• _Exercise directions_
Write out every entry precisely as given, leaving the pictures out.

^^^^

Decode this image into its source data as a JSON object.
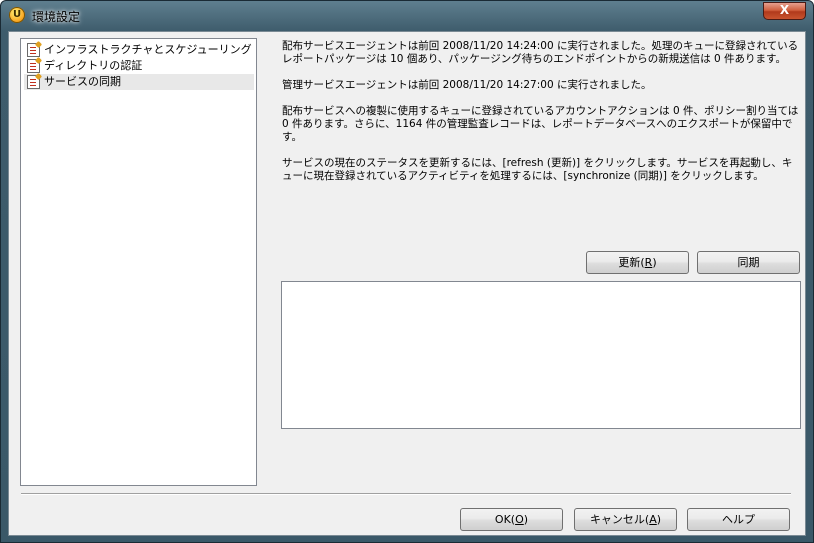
{
  "window": {
    "title": "環境設定",
    "close_label": "X"
  },
  "tree": {
    "items": [
      {
        "label": "インフラストラクチャとスケジューリング"
      },
      {
        "label": "ディレクトリの認証"
      },
      {
        "label": "サービスの同期",
        "selected": true
      }
    ]
  },
  "info": {
    "paragraphs": [
      "配布サービスエージェントは前回 2008/11/20 14:24:00 に実行されました。処理のキューに登録されているレポートパッケージは 10 個あり、パッケージング待ちのエンドポイントからの新規送信は 0 件あります。",
      "管理サービスエージェントは前回 2008/11/20 14:27:00 に実行されました。",
      "配布サービスへの複製に使用するキューに登録されているアカウントアクションは 0 件、ポリシー割り当ては 0 件あります。さらに、1164 件の管理監査レコードは、レポートデータベースへのエクスポートが保留中です。",
      "サービスの現在のステータスを更新するには、[refresh (更新)] をクリックします。サービスを再起動し、キューに現在登録されているアクティビティを処理するには、[synchronize (同期)] をクリックします。"
    ]
  },
  "actions": {
    "refresh_label": "更新(",
    "refresh_key": "R",
    "refresh_suffix": ")",
    "sync_label": "同期"
  },
  "log": {
    "content": ""
  },
  "footer": {
    "ok_label": "OK(",
    "ok_key": "O",
    "ok_suffix": ")",
    "cancel_label": "キャンセル(",
    "cancel_key": "A",
    "cancel_suffix": ")",
    "help_label": "ヘルプ"
  },
  "colors": {
    "frame": "#3e5c6c",
    "close_button": "#c9542f",
    "client_bg": "#f0f0f0"
  }
}
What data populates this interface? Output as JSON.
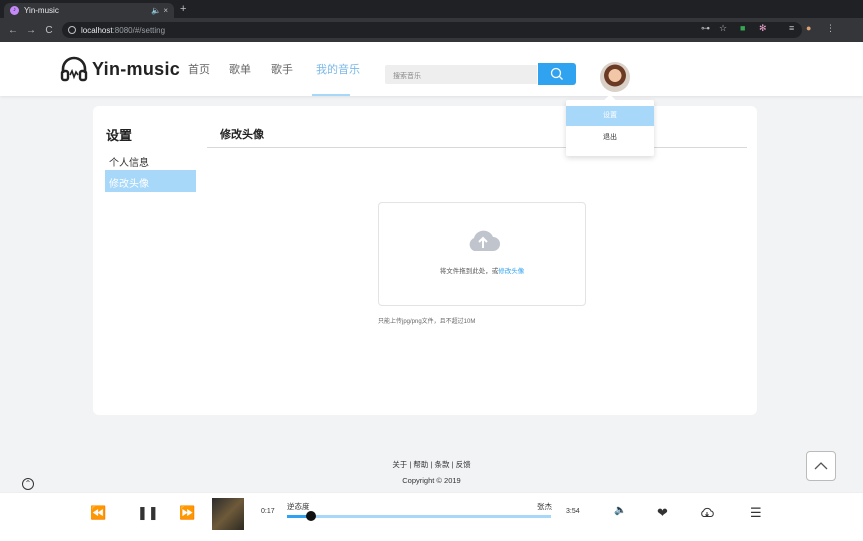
{
  "browser": {
    "tab_title": "Yin-music",
    "tab_controls": "🔈 ×",
    "new_tab": "+",
    "url_host": "localhost",
    "url_path": ":8080/#/setting"
  },
  "header": {
    "brand": "Yin-music",
    "nav": [
      {
        "label": "首页"
      },
      {
        "label": "歌单"
      },
      {
        "label": "歌手"
      },
      {
        "label": "我的音乐",
        "active": true
      }
    ],
    "search_placeholder": "搜索音乐"
  },
  "dropdown": {
    "items": [
      {
        "label": "设置",
        "hover": true
      },
      {
        "label": "退出"
      }
    ]
  },
  "sidebar": {
    "title": "设置",
    "items": [
      {
        "label": "个人信息"
      },
      {
        "label": "修改头像",
        "active": true
      }
    ]
  },
  "main": {
    "section_title": "修改头像",
    "upload_text": "将文件拖到此处，或",
    "upload_link": "修改头像",
    "upload_tip": "只能上传jpg/png文件，且不超过10M"
  },
  "footer": {
    "links": "关于 | 帮助 | 条款 | 反馈",
    "copyright": "Copyright © 2019"
  },
  "player": {
    "current_time": "0:17",
    "total_time": "3:54",
    "song": "逆态度",
    "artist": "张杰",
    "progress": 0.09
  },
  "colors": {
    "accent": "#30a3f0",
    "light_accent": "#a7d7f9"
  }
}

^^^^

• _Reply to the exercise_
Decode this image into its source data as a JSON object.
{
  "window": {
    "title": "環境設定",
    "close_label": "X"
  },
  "tree": {
    "items": [
      {
        "label": "インフラストラクチャとスケジューリング"
      },
      {
        "label": "ディレクトリの認証"
      },
      {
        "label": "サービスの同期",
        "selected": true
      }
    ]
  },
  "info": {
    "paragraphs": [
      "配布サービスエージェントは前回 2008/11/20 14:24:00 に実行されました。処理のキューに登録されているレポートパッケージは 10 個あり、パッケージング待ちのエンドポイントからの新規送信は 0 件あります。",
      "管理サービスエージェントは前回 2008/11/20 14:27:00 に実行されました。",
      "配布サービスへの複製に使用するキューに登録されているアカウントアクションは 0 件、ポリシー割り当ては 0 件あります。さらに、1164 件の管理監査レコードは、レポートデータベースへのエクスポートが保留中です。",
      "サービスの現在のステータスを更新するには、[refresh (更新)] をクリックします。サービスを再起動し、キューに現在登録されているアクティビティを処理するには、[synchronize (同期)] をクリックします。"
    ]
  },
  "actions": {
    "refresh_label": "更新(",
    "refresh_key": "R",
    "refresh_suffix": ")",
    "sync_label": "同期"
  },
  "log": {
    "content": ""
  },
  "footer": {
    "ok_label": "OK(",
    "ok_key": "O",
    "ok_suffix": ")",
    "cancel_label": "キャンセル(",
    "cancel_key": "A",
    "cancel_suffix": ")",
    "help_label": "ヘルプ"
  },
  "colors": {
    "frame": "#3e5c6c",
    "close_button": "#c9542f",
    "client_bg": "#f0f0f0"
  }
}
What data populates this interface? Output as JSON.
{
  "browser": {
    "tab_title": "Yin-music",
    "tab_controls": "🔈 ×",
    "new_tab": "+",
    "url_host": "localhost",
    "url_path": ":8080/#/setting"
  },
  "header": {
    "brand": "Yin-music",
    "nav": [
      {
        "label": "首页"
      },
      {
        "label": "歌单"
      },
      {
        "label": "歌手"
      },
      {
        "label": "我的音乐",
        "active": true
      }
    ],
    "search_placeholder": "搜索音乐"
  },
  "dropdown": {
    "items": [
      {
        "label": "设置",
        "hover": true
      },
      {
        "label": "退出"
      }
    ]
  },
  "sidebar": {
    "title": "设置",
    "items": [
      {
        "label": "个人信息"
      },
      {
        "label": "修改头像",
        "active": true
      }
    ]
  },
  "main": {
    "section_title": "修改头像",
    "upload_text": "将文件拖到此处，或",
    "upload_link": "修改头像",
    "upload_tip": "只能上传jpg/png文件，且不超过10M"
  },
  "footer": {
    "links": "关于 | 帮助 | 条款 | 反馈",
    "copyright": "Copyright © 2019"
  },
  "player": {
    "current_time": "0:17",
    "total_time": "3:54",
    "song": "逆态度",
    "artist": "张杰",
    "progress": 0.09
  },
  "colors": {
    "accent": "#30a3f0",
    "light_accent": "#a7d7f9"
  }
}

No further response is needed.